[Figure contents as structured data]
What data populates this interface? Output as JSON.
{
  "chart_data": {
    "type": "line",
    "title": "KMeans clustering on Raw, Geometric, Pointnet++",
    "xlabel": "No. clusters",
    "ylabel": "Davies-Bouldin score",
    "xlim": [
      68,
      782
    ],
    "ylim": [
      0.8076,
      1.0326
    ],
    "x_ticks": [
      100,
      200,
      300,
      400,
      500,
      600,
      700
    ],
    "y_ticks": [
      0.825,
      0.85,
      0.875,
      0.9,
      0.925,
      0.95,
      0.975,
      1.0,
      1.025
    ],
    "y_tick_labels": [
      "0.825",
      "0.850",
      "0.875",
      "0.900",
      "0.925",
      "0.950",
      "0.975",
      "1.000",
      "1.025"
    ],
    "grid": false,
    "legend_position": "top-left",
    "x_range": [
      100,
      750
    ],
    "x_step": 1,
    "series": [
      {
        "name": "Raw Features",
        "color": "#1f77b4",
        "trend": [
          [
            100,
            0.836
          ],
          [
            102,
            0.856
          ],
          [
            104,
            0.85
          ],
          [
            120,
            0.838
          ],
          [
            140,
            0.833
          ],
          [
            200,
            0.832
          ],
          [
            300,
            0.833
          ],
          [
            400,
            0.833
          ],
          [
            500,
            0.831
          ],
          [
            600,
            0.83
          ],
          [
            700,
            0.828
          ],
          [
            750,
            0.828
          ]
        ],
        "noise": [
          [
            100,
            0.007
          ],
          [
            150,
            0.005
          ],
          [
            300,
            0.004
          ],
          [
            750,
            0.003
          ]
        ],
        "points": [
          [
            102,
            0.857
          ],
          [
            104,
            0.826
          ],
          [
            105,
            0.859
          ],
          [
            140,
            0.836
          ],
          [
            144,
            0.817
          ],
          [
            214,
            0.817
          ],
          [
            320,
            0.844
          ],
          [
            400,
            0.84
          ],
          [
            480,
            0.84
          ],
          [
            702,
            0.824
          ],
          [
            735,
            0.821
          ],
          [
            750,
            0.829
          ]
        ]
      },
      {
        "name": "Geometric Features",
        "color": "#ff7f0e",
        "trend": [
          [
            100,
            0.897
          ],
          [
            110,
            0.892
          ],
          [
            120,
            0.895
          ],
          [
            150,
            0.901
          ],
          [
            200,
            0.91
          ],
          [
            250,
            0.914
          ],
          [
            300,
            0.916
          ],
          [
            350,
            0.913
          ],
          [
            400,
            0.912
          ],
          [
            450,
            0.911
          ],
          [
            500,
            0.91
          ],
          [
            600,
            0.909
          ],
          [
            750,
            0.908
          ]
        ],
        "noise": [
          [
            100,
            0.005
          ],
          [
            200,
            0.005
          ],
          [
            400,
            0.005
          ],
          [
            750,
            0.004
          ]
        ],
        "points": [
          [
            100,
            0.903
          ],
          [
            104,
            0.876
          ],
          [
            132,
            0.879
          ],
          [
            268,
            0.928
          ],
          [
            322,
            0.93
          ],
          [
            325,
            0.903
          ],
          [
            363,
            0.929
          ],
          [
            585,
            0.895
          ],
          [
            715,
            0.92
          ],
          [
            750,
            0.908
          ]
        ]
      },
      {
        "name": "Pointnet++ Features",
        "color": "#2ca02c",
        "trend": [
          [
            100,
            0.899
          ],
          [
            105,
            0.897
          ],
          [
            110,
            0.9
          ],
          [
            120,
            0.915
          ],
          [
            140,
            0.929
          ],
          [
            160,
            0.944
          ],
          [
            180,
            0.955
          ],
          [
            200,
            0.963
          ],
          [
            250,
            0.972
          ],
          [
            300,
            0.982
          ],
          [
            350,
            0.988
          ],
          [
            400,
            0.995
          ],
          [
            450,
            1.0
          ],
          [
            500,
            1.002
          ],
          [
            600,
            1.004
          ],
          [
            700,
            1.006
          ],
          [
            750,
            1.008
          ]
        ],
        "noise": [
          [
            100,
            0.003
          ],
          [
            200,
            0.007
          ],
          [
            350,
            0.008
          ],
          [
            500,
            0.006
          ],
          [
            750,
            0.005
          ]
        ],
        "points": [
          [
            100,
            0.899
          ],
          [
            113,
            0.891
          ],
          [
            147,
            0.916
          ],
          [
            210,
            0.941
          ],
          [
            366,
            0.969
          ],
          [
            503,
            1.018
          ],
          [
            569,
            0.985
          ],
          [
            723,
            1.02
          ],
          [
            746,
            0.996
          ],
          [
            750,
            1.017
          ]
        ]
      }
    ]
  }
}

**Task**
Note how many lines in the listing above hold the string "name", then give only that figure.

**Complete response**
3